Operations to plug and abandon the Hurricane Ike damaged EI268 field have been largely completed and paid for by insurance cover.

During the period, we also participated in the drilling of seven wells and over 14 recompletion or workover procedures, with two drilling rigs. Total net production was 0.16 mmbbl of liquids and 2.9 bcf of gas, making a total of 3.8 bcf for an average rate of 21.2 mmcfge/d during the first six months of 2009.

Independent third party and company reserve reports, effective 1 April 2009, estimated proved reserves of 53.0 bcf and probable reserves of 41.5 bcf (31 December 2008: 61 bcf and 42 bcf respectively) of which 73% is gas and 27% is oil. The decline of 8.5 bcf in 2P reserves was the result of 2 bcf of production, the effect of lower gas prices and a change in reserve categorisation.

Austin Chalk

No new wells were drilled during this period. Subsequent to the end of the period, the division has assumed the operatorship of future drilling activities. The infill development well Apolonia #2 was spudded (91.5% WI) and the first lateral has been successfully completed and the second lateral is being drilled. The well is designed to take advantage of recent success in this area utilising dual 5,000 ft laterals in the Austin Chalk. By utilising dual laterals, operators have been able to increase the recoverable reserves dramatically with less than a 20% increase in drilling costs. The division is carrying five additional confirmed and eight possible follow up locations planned for 2010 drilling and beyond. Current net production for this project area is approximately 0.9 mmcfge/d.

STS Eagle Ford Shale Project

In 2008, Sterling initiated and participated in a 90 sq km 3D seismic survey. During 2009, several operators including Petrohawk made significant discoveries drilling horizontal wells in the Eagle Ford shale resource play. The division farmed out a portion of its ownership in the block retaining approximately a 10% WI. The first well has been drilled and is producing over 7 mmcfge/d (520 mcfge/d net) and the second well is currently drilling. Nearby operators have reported gross reserves of up to 5 bcf per well, based on 160 acre spacing.  Using this projection there are potentially up to 55 additional locations on our block.

Viking Joint Venture

In 2007, Sterling entered into a joint venture with Viking International Petroleum in which the Company gained access to a substantial inventory of drilling opportunities. Prior to 2009, nine wells had been drilled with four successfully completed. During 2009, four additional wells have been drilled, with three completed, and one well testing. Current production is approximately 1 mmcfge/d with three further additional wells scheduled to be drilled before the end of the year.

Eugene Island 268

In 2008, Hurricane Ike severely damaged the Sterling operated EI268 platform and well. In early 2009, an agreement was reached with the insurers to plug and abandon the well and remove the damaged platform. This work was initiated in the second quarter of 2009, and has now been largely completed, and with costs covered by insurance cover.

» DATA SUPPLIED:

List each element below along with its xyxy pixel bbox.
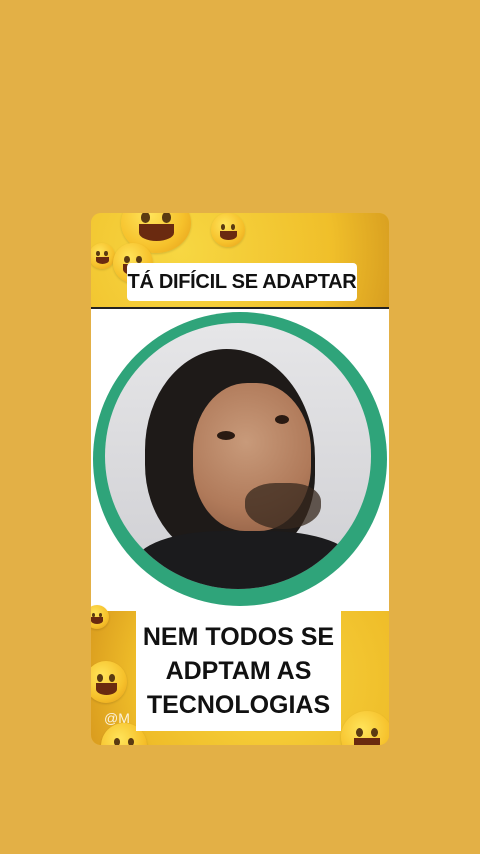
watermark: @M xyxy=(104,710,130,726)
caption-top: TÁ DIFÍCIL SE ADAPTAR xyxy=(127,263,357,301)
smiling-emoji-icon xyxy=(91,243,115,269)
portrait-photo xyxy=(105,323,371,589)
smiling-emoji-icon xyxy=(91,605,109,629)
meme-card: TÁ DIFÍCIL SE ADAPTAR NEM TODOS SE ADPTA… xyxy=(91,213,389,745)
smiling-emoji-icon xyxy=(211,213,245,247)
laughing-emoji-icon xyxy=(91,661,127,703)
caption-bottom-line-3: TECNOLOGIAS xyxy=(146,691,331,719)
photo-area xyxy=(91,307,389,613)
caption-bottom: NEM TODOS SE ADPTAM AS TECNOLOGIAS xyxy=(136,611,341,731)
caption-bottom-line-1: NEM TODOS SE xyxy=(142,623,335,651)
caption-bottom-line-2: ADPTAM AS xyxy=(165,657,312,685)
laughing-emoji-icon xyxy=(341,711,389,745)
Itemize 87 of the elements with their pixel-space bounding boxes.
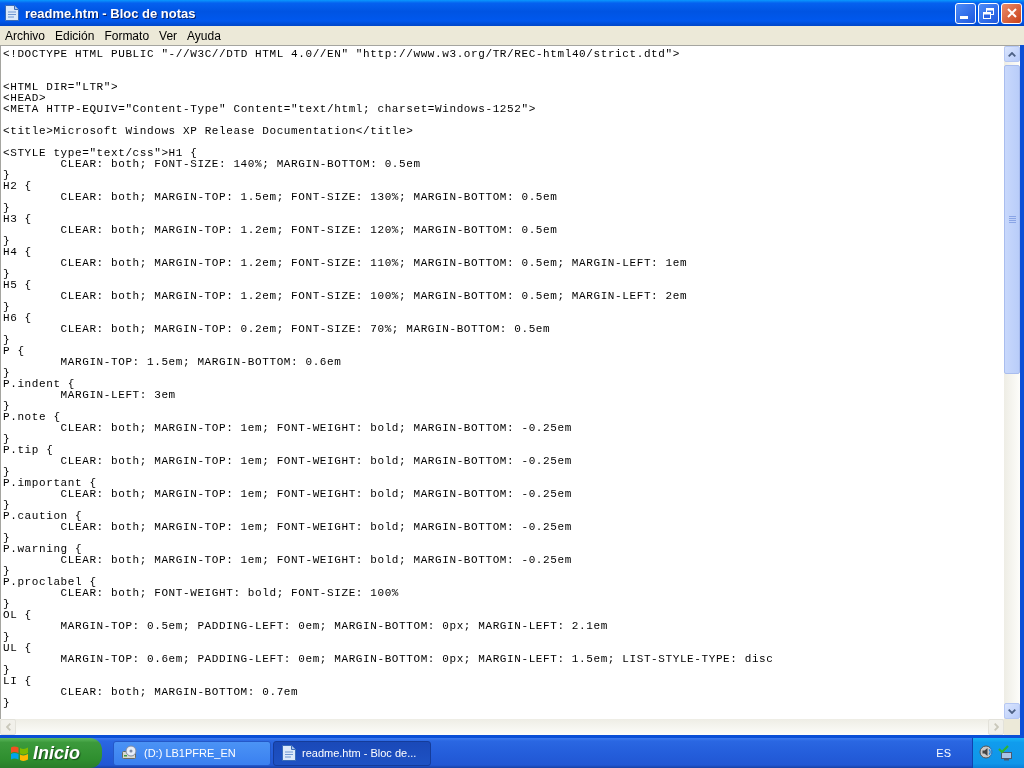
text-line: } xyxy=(3,170,11,181)
text-line: CLEAR: both; MARGIN-TOP: 1.2em; FONT-SIZE: 120%; MARGIN-BOTTOM: 0.5em xyxy=(60,225,558,236)
scroll-down-button[interactable] xyxy=(1004,703,1020,719)
text-line: } xyxy=(3,467,11,478)
text-line: } xyxy=(3,632,11,643)
text-line: } xyxy=(3,566,11,577)
text-line: P { xyxy=(3,346,25,357)
text-line: MARGIN-TOP: 0.5em; PADDING-LEFT: 0em; MARGIN-BOTTOM: 0px; MARGIN-LEFT: 2.1em xyxy=(60,621,608,632)
text-line: P.proclabel { xyxy=(3,577,97,588)
text-line: } xyxy=(3,203,11,214)
text-line: <META HTTP-EQUIV="Content-Type" Content="text/html; charset=Windows-1252"> xyxy=(3,104,536,115)
text-line: CLEAR: both; MARGIN-TOP: 1em; FONT-WEIGHT: bold; MARGIN-BOTTOM: -0.25em xyxy=(60,423,572,434)
text-line: } xyxy=(3,368,11,379)
text-line: H3 { xyxy=(3,214,32,225)
text-line: OL { xyxy=(3,610,32,621)
text-line: CLEAR: both; MARGIN-TOP: 1.5em; FONT-SIZE: 130%; MARGIN-BOTTOM: 0.5em xyxy=(60,192,558,203)
chevron-up-icon xyxy=(1008,51,1016,57)
window-title: readme.htm - Bloc de notas xyxy=(25,5,196,21)
scroll-up-button[interactable] xyxy=(1004,46,1020,62)
document-icon xyxy=(5,5,19,21)
chevron-right-icon xyxy=(993,723,999,731)
speaker-icon[interactable] xyxy=(979,745,995,761)
text-line: P.indent { xyxy=(3,379,75,390)
close-button[interactable] xyxy=(1001,2,1022,24)
text-line: P.important { xyxy=(3,478,97,489)
text-line: CLEAR: both; FONT-WEIGHT: bold; FONT-SIZE: 100% xyxy=(60,588,400,599)
text-line: CLEAR: both; MARGIN-TOP: 0.2em; FONT-SIZE: 70%; MARGIN-BOTTOM: 0.5em xyxy=(60,324,551,335)
text-line: MARGIN-LEFT: 3em xyxy=(60,390,176,401)
text-line: P.caution { xyxy=(3,511,83,522)
text-line: CLEAR: both; MARGIN-BOTTOM: 0.7em xyxy=(60,687,299,698)
text-line: MARGIN-TOP: 0.6em; PADDING-LEFT: 0em; MARGIN-BOTTOM: 0px; MARGIN-LEFT: 1.5em; LIST-STYLE-TYPE: disc xyxy=(60,654,774,665)
language-indicator[interactable]: ES xyxy=(936,747,951,759)
menu-item[interactable]: Edición xyxy=(50,27,100,44)
grip-icon xyxy=(1008,216,1016,223)
drive-icon xyxy=(122,745,138,761)
text-line: H5 { xyxy=(3,280,32,291)
text-line: } xyxy=(3,698,11,709)
text-line: } xyxy=(3,401,11,412)
text-line: CLEAR: both; MARGIN-TOP: 1.2em; FONT-SIZE: 100%; MARGIN-BOTTOM: 0.5em; MARGIN-LEFT: 2em xyxy=(60,291,688,302)
monitor-tick-icon[interactable] xyxy=(998,745,1014,761)
text-line: } xyxy=(3,434,11,445)
text-line: } xyxy=(3,533,11,544)
restore-icon xyxy=(983,7,994,19)
text-line: } xyxy=(3,500,11,511)
chevron-left-icon xyxy=(5,723,11,731)
text-line: P.tip { xyxy=(3,445,54,456)
text-line: <HTML DIR="LTR"> xyxy=(3,82,119,93)
text-line: H2 { xyxy=(3,181,32,192)
text-line: <HEAD> xyxy=(3,93,47,104)
text-line: CLEAR: both; MARGIN-TOP: 1em; FONT-WEIGHT: bold; MARGIN-BOTTOM: -0.25em xyxy=(60,489,572,500)
text-line: } xyxy=(3,302,11,313)
vertical-scrollbar[interactable] xyxy=(1004,45,1020,719)
start-button[interactable]: Inicio xyxy=(0,738,102,768)
text-line: MARGIN-TOP: 1.5em; MARGIN-BOTTOM: 0.6em xyxy=(60,357,342,368)
close-icon xyxy=(1006,8,1017,18)
text-line: CLEAR: both; MARGIN-TOP: 1.2em; FONT-SIZE: 110%; MARGIN-BOTTOM: 0.5em; MARGIN-LEFT: 1em xyxy=(60,258,688,269)
text-line: } xyxy=(3,599,11,610)
minimize-button[interactable] xyxy=(955,2,976,24)
minimize-icon xyxy=(960,15,968,19)
flag-icon xyxy=(10,744,29,762)
text-line: <!DOCTYPE HTML PUBLIC "-//W3C//DTD HTML 4.0//EN" "http://www.w3.org/TR/REC-html40/strict.dtd"> xyxy=(3,49,680,60)
text-line: UL { xyxy=(3,643,32,654)
text-line: P.warning { xyxy=(3,544,83,555)
text-line: <title>Microsoft Windows XP Release Documentation</title> xyxy=(3,126,414,137)
text-line: } xyxy=(3,335,11,346)
text-line: } xyxy=(3,236,11,247)
text-line: H4 { xyxy=(3,247,32,258)
menu-item[interactable]: Archivo xyxy=(0,27,50,44)
menu-item[interactable]: Ayuda xyxy=(182,27,226,44)
text-line: H6 { xyxy=(3,313,32,324)
text-line: P.note { xyxy=(3,412,61,423)
text-line: CLEAR: both; MARGIN-TOP: 1em; FONT-WEIGHT: bold; MARGIN-BOTTOM: -0.25em xyxy=(60,522,572,533)
taskbar-button[interactable]: readme.htm - Bloc de... xyxy=(273,740,431,766)
text-line: } xyxy=(3,665,11,676)
menu-item[interactable]: Formato xyxy=(99,27,155,44)
scrollbar-thumb[interactable] xyxy=(1004,65,1020,374)
scrollbar-corner xyxy=(1004,719,1020,735)
menu-item[interactable]: Ver xyxy=(154,27,183,44)
document-icon xyxy=(282,745,296,761)
text-line: <STYLE type="text/css">H1 { xyxy=(3,148,198,159)
text-line: CLEAR: both; MARGIN-TOP: 1em; FONT-WEIGHT: bold; MARGIN-BOTTOM: -0.25em xyxy=(60,555,572,566)
text-line: CLEAR: both; MARGIN-TOP: 1em; FONT-WEIGHT: bold; MARGIN-BOTTOM: -0.25em xyxy=(60,456,572,467)
text-line: CLEAR: both; FONT-SIZE: 140%; MARGIN-BOTTOM: 0.5em xyxy=(60,159,421,170)
text-line: LI { xyxy=(3,676,32,687)
restore-button[interactable] xyxy=(978,2,999,24)
chevron-down-icon xyxy=(1008,708,1016,714)
text-line: } xyxy=(3,269,11,280)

» WORK REQUIRED: Transcribe the stretch of the operations report from "No new wells" through "area is approximately 0.9 mmcfge/d.".

» FULL SOLUTION:
No new wells were drilled during this period. Subsequent to the end of the period, the division has assumed the operatorship of future drilling activities. The infill development well Apolonia #2 was spudded (91.5% WI) and the first lateral has been successfully completed and the second lateral is being drilled. The well is designed to take advantage of recent success in this area utilising dual 5,000 ft laterals in the Austin Chalk. By utilising dual laterals, operators have been able to increase the recoverable reserves dramatically with less than a 20% increase in drilling costs. The division is carrying five additional confirmed and eight possible follow up locations planned for 2010 drilling and beyond. Current net production for this project area is approximately 0.9 mmcfge/d.